= What is needed =
Each record below is to be reproduced without any change.

= Stored rows =
===
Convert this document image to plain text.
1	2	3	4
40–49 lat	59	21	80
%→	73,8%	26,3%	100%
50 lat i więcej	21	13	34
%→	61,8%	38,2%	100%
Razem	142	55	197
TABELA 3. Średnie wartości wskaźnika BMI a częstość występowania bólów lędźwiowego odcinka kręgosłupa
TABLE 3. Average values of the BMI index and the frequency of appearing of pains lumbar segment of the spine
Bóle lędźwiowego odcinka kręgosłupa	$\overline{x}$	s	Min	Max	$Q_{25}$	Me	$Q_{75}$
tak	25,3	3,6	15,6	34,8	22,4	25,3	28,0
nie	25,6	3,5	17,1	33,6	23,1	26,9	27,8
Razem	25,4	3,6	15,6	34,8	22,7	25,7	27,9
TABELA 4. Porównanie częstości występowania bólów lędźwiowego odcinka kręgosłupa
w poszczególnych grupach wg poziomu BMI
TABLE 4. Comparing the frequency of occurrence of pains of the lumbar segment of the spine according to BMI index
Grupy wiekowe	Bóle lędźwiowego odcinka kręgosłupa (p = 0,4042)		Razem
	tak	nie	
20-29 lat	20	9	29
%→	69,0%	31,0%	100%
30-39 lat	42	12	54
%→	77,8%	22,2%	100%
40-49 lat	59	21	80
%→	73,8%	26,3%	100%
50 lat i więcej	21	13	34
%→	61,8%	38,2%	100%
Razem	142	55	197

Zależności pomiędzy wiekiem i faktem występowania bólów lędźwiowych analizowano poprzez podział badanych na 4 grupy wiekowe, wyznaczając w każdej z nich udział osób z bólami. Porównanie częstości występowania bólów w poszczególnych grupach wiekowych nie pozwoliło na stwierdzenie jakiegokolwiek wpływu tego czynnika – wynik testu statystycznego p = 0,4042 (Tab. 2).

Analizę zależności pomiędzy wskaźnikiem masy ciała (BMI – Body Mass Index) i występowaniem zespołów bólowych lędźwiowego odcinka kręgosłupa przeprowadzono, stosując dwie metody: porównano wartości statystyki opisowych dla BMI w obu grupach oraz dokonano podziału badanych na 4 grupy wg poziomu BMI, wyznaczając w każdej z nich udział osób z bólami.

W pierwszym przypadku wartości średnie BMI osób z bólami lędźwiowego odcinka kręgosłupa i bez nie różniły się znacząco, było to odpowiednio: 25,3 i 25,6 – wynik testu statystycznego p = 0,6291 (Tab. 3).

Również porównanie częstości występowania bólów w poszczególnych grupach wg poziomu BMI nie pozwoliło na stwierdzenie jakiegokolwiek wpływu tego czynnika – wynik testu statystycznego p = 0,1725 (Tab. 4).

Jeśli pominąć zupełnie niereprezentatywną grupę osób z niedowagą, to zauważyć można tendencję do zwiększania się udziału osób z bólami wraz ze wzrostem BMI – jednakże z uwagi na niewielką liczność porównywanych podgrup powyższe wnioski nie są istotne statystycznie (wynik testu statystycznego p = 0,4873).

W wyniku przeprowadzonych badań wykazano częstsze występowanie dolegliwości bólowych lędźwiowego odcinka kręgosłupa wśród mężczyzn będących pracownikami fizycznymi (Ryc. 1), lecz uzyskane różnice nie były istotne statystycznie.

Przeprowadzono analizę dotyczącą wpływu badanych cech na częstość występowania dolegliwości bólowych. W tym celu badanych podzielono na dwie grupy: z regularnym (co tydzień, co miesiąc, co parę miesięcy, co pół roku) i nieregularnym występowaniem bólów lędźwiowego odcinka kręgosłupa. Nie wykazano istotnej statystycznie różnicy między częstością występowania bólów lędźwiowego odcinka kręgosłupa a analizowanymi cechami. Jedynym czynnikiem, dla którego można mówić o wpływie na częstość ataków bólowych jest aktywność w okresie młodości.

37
===
= Exercise result =
Convert this document image to plain text.
1	2	3	4
40–49 lat	59	21	80
%→	73,8%	26,3%	100%
50 lat i więcej	21	13	34
%→	61,8%	38,2%	100%
Razem	142	55	197
TABELA 3. Średnie wartości wskaźnika BMI a częstość występowania bólów lędźwiowego odcinka kręgosłupa
TABLE 3. Average values of the BMI index and the frequency of appearing of pains lumbar segment of the spine
Bóle lędźwiowego odcinka kręgosłupa	$\overline{x}$	s	Min	Max	$Q_{25}$	Me	$Q_{75}$
tak	25,3	3,6	15,6	34,8	22,4	25,3	28,0
nie	25,6	3,5	17,1	33,6	23,1	26,9	27,8
Razem	25,4	3,6	15,6	34,8	22,7	25,7	27,9
TABELA 4. Porównanie częstości występowania bólów lędźwiowego odcinka kręgosłupa
w poszczególnych grupach wg poziomu BMI
TABLE 4. Comparing the frequency of occurrence of pains of the lumbar segment of the spine according to BMI index
Grupy wiekowe	Bóle lędźwiowego odcinka kręgosłupa (p = 0,4042)		Razem
	tak	nie	
20-29 lat	20	9	29
%→	69,0%	31,0%	100%
30-39 lat	42	12	54
%→	77,8%	22,2%	100%
40-49 lat	59	21	80
%→	73,8%	26,3%	100%
50 lat i więcej	21	13	34
%→	61,8%	38,2%	100%
Razem	142	55	197

Zależności pomiędzy wiekiem i faktem występowania bólów lędźwiowych analizowano poprzez podział badanych na 4 grupy wiekowe, wyznaczając w każdej z nich udział osób z bólami. Porównanie częstości występowania bólów w poszczególnych grupach wiekowych nie pozwoliło na stwierdzenie jakiegokolwiek wpływu tego czynnika – wynik testu statystycznego p = 0,4042 (Tab. 2).

Analizę zależności pomiędzy wskaźnikiem masy ciała (BMI – Body Mass Index) i występowaniem zespołów bólowych lędźwiowego odcinka kręgosłupa przeprowadzono, stosując dwie metody: porównano wartości statystyki opisowych dla BMI w obu grupach oraz dokonano podziału badanych na 4 grupy wg poziomu BMI, wyznaczając w każdej z nich udział osób z bólami.

W pierwszym przypadku wartości średnie BMI osób z bólami lędźwiowego odcinka kręgosłupa i bez nie różniły się znacząco, było to odpowiednio: 25,3 i 25,6 – wynik testu statystycznego p = 0,6291 (Tab. 3).

Również porównanie częstości występowania bólów w poszczególnych grupach wg poziomu BMI nie pozwoliło na stwierdzenie jakiegokolwiek wpływu tego czynnika – wynik testu statystycznego p = 0,1725 (Tab. 4).

Jeśli pominąć zupełnie niereprezentatywną grupę osób z niedowagą, to zauważyć można tendencję do zwiększania się udziału osób z bólami wraz ze wzrostem BMI – jednakże z uwagi na niewielką liczność porównywanych podgrup powyższe wnioski nie są istotne statystycznie (wynik testu statystycznego p = 0,4873).

W wyniku przeprowadzonych badań wykazano częstsze występowanie dolegliwości bólowych lędźwiowego odcinka kręgosłupa wśród mężczyzn będących pracownikami fizycznymi (Ryc. 1), lecz uzyskane różnice nie były istotne statystycznie.

Przeprowadzono analizę dotyczącą wpływu badanych cech na częstość występowania dolegliwości bólowych. W tym celu badanych podzielono na dwie grupy: z regularnym (co tydzień, co miesiąc, co parę miesięcy, co pół roku) i nieregularnym występowaniem bólów lędźwiowego odcinka kręgosłupa. Nie wykazano istotnej statystycznie różnicy między częstością występowania bólów lędźwiowego odcinka kręgosłupa a analizowanymi cechami. Jedynym czynnikiem, dla którego można mówić o wpływie na częstość ataków bólowych jest aktywność w okresie młodości.

37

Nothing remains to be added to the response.